▸ **Task prompt**:
Repeat all of the material below exactly as written, images excluded.
━━ Data records
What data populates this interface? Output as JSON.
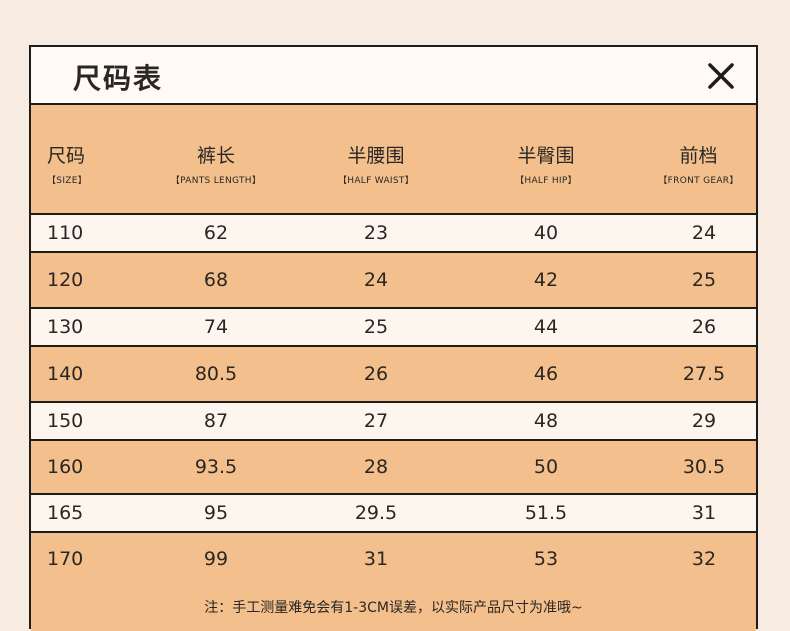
{
  "title": "尺码表",
  "close_icon": "close-icon",
  "columns": [
    {
      "zh": "尺码",
      "en": "【SIZE】"
    },
    {
      "zh": "裤长",
      "en": "【PANTS LENGTH】"
    },
    {
      "zh": "半腰围",
      "en": "【HALF WAIST】"
    },
    {
      "zh": "半臀围",
      "en": "【HALF HIP】"
    },
    {
      "zh": "前档",
      "en": "【FRONT GEAR】"
    }
  ],
  "rows": [
    [
      "110",
      "62",
      "23",
      "40",
      "24"
    ],
    [
      "120",
      "68",
      "24",
      "42",
      "25"
    ],
    [
      "130",
      "74",
      "25",
      "44",
      "26"
    ],
    [
      "140",
      "80.5",
      "26",
      "46",
      "27.5"
    ],
    [
      "150",
      "87",
      "27",
      "48",
      "29"
    ],
    [
      "160",
      "93.5",
      "28",
      "50",
      "30.5"
    ],
    [
      "165",
      "95",
      "29.5",
      "51.5",
      "31"
    ],
    [
      "170",
      "99",
      "31",
      "53",
      "32"
    ]
  ],
  "note": "注：手工测量难免会有1-3CM误差，以实际产品尺寸为准哦~",
  "colors": {
    "accent": "#f3c08d",
    "light_row": "#fdf6ef",
    "background": "#f8ebe2",
    "border": "#1e1c1a"
  }
}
━━━━
▸ **Written reply**:
What data populates this interface? Output as JSON.
{
  "title": "尺码表",
  "close_icon": "close-icon",
  "columns": [
    {
      "zh": "尺码",
      "en": "【SIZE】"
    },
    {
      "zh": "裤长",
      "en": "【PANTS LENGTH】"
    },
    {
      "zh": "半腰围",
      "en": "【HALF WAIST】"
    },
    {
      "zh": "半臀围",
      "en": "【HALF HIP】"
    },
    {
      "zh": "前档",
      "en": "【FRONT GEAR】"
    }
  ],
  "rows": [
    [
      "110",
      "62",
      "23",
      "40",
      "24"
    ],
    [
      "120",
      "68",
      "24",
      "42",
      "25"
    ],
    [
      "130",
      "74",
      "25",
      "44",
      "26"
    ],
    [
      "140",
      "80.5",
      "26",
      "46",
      "27.5"
    ],
    [
      "150",
      "87",
      "27",
      "48",
      "29"
    ],
    [
      "160",
      "93.5",
      "28",
      "50",
      "30.5"
    ],
    [
      "165",
      "95",
      "29.5",
      "51.5",
      "31"
    ],
    [
      "170",
      "99",
      "31",
      "53",
      "32"
    ]
  ],
  "note": "注：手工测量难免会有1-3CM误差，以实际产品尺寸为准哦~",
  "colors": {
    "accent": "#f3c08d",
    "light_row": "#fdf6ef",
    "background": "#f8ebe2",
    "border": "#1e1c1a"
  }
}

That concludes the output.